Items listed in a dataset

-- Begin --

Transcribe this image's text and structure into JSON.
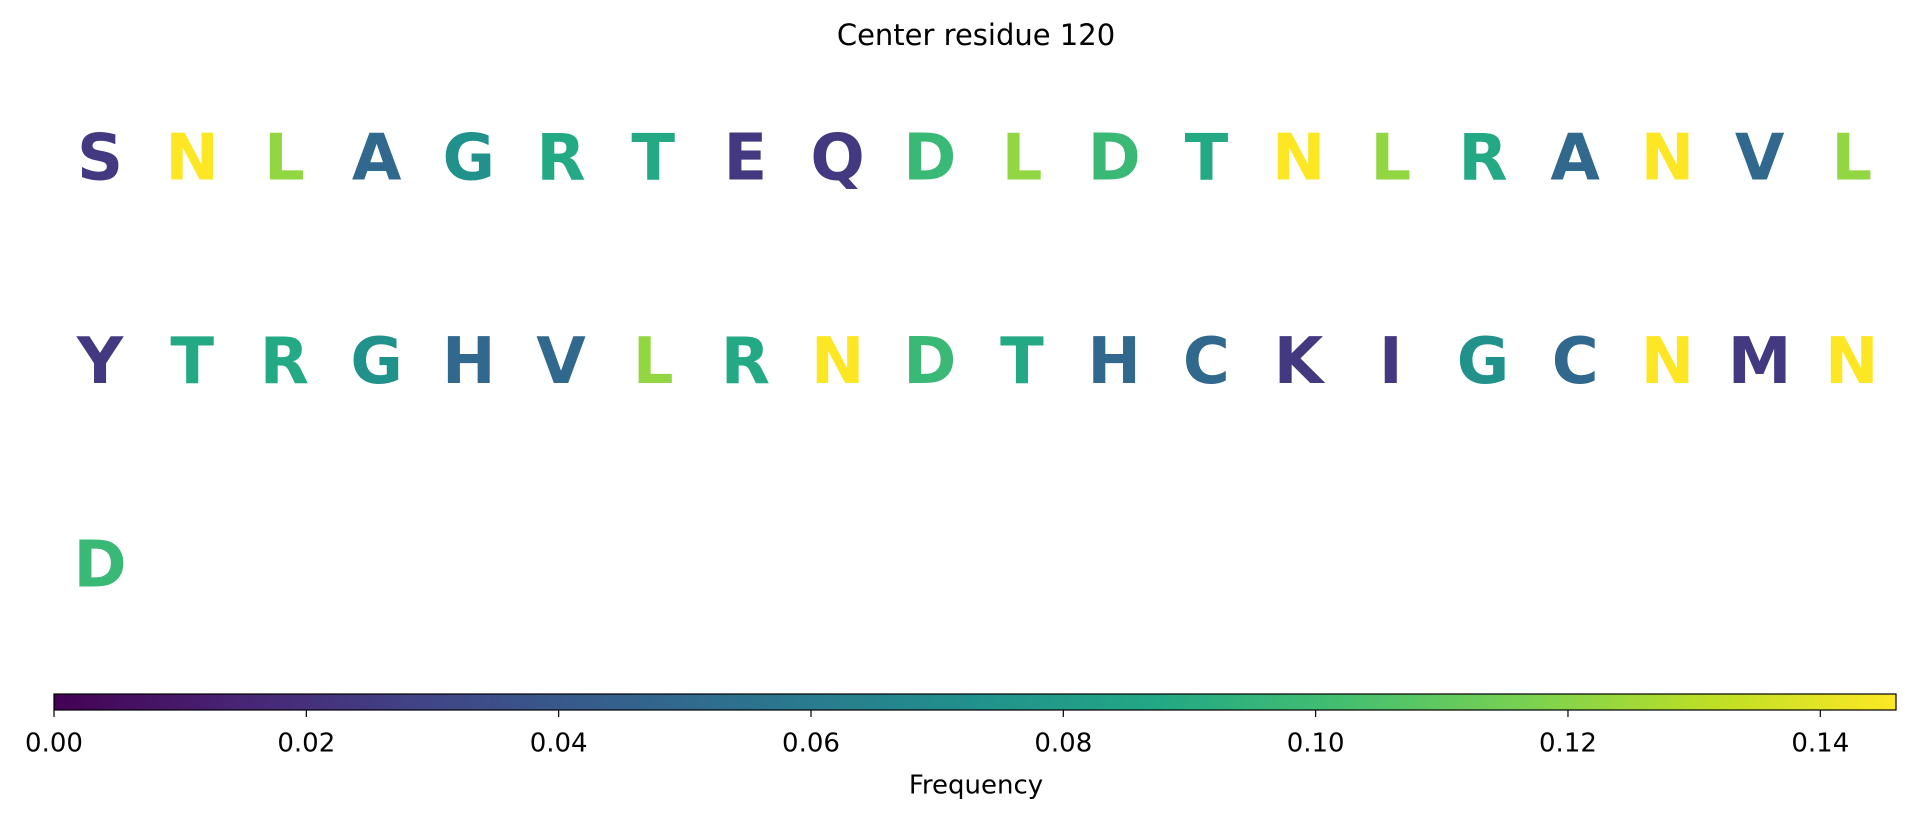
{
  "chart_data": {
    "type": "letters",
    "title": "Center residue 120",
    "categories": [
      "S",
      "N",
      "L",
      "A",
      "G",
      "R",
      "T",
      "E",
      "Q",
      "D",
      "L",
      "D",
      "T",
      "N",
      "L",
      "R",
      "A",
      "N",
      "V",
      "L",
      "Y",
      "T",
      "R",
      "G",
      "H",
      "V",
      "L",
      "R",
      "N",
      "D",
      "T",
      "H",
      "C",
      "K",
      "I",
      "G",
      "C",
      "N",
      "M",
      "N",
      "D"
    ],
    "values": [
      0.024,
      0.146,
      0.122,
      0.049,
      0.073,
      0.088,
      0.088,
      0.024,
      0.024,
      0.098,
      0.122,
      0.098,
      0.088,
      0.146,
      0.122,
      0.088,
      0.049,
      0.146,
      0.049,
      0.122,
      0.024,
      0.088,
      0.088,
      0.073,
      0.049,
      0.049,
      0.122,
      0.088,
      0.146,
      0.098,
      0.088,
      0.049,
      0.049,
      0.024,
      0.024,
      0.073,
      0.049,
      0.146,
      0.024,
      0.146,
      0.098
    ],
    "per_row": 20,
    "colormap": "viridis",
    "clim": [
      0,
      0.146
    ],
    "cticks": [
      {
        "value": 0,
        "label": "0.00"
      },
      {
        "value": 0.02,
        "label": "0.02"
      },
      {
        "value": 0.04,
        "label": "0.04"
      },
      {
        "value": 0.06,
        "label": "0.06"
      },
      {
        "value": 0.08,
        "label": "0.08"
      },
      {
        "value": 0.1,
        "label": "0.10"
      },
      {
        "value": 0.12,
        "label": "0.12"
      },
      {
        "value": 0.14,
        "label": "0.14"
      }
    ],
    "colorbar_label": "Frequency"
  }
}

-- End --

* _PROBLEM REQUIREMENTS_: Repeat each entry above word for word, leaving every picture out.

* _RESULT FOR THIS TASK_:
Transcribe this image's text and structure into JSON.
{
  "chart_data": {
    "type": "letters",
    "title": "Center residue 120",
    "categories": [
      "S",
      "N",
      "L",
      "A",
      "G",
      "R",
      "T",
      "E",
      "Q",
      "D",
      "L",
      "D",
      "T",
      "N",
      "L",
      "R",
      "A",
      "N",
      "V",
      "L",
      "Y",
      "T",
      "R",
      "G",
      "H",
      "V",
      "L",
      "R",
      "N",
      "D",
      "T",
      "H",
      "C",
      "K",
      "I",
      "G",
      "C",
      "N",
      "M",
      "N",
      "D"
    ],
    "values": [
      0.024,
      0.146,
      0.122,
      0.049,
      0.073,
      0.088,
      0.088,
      0.024,
      0.024,
      0.098,
      0.122,
      0.098,
      0.088,
      0.146,
      0.122,
      0.088,
      0.049,
      0.146,
      0.049,
      0.122,
      0.024,
      0.088,
      0.088,
      0.073,
      0.049,
      0.049,
      0.122,
      0.088,
      0.146,
      0.098,
      0.088,
      0.049,
      0.049,
      0.024,
      0.024,
      0.073,
      0.049,
      0.146,
      0.024,
      0.146,
      0.098
    ],
    "per_row": 20,
    "colormap": "viridis",
    "clim": [
      0,
      0.146
    ],
    "cticks": [
      {
        "value": 0,
        "label": "0.00"
      },
      {
        "value": 0.02,
        "label": "0.02"
      },
      {
        "value": 0.04,
        "label": "0.04"
      },
      {
        "value": 0.06,
        "label": "0.06"
      },
      {
        "value": 0.08,
        "label": "0.08"
      },
      {
        "value": 0.1,
        "label": "0.10"
      },
      {
        "value": 0.12,
        "label": "0.12"
      },
      {
        "value": 0.14,
        "label": "0.14"
      }
    ],
    "colorbar_label": "Frequency"
  }
}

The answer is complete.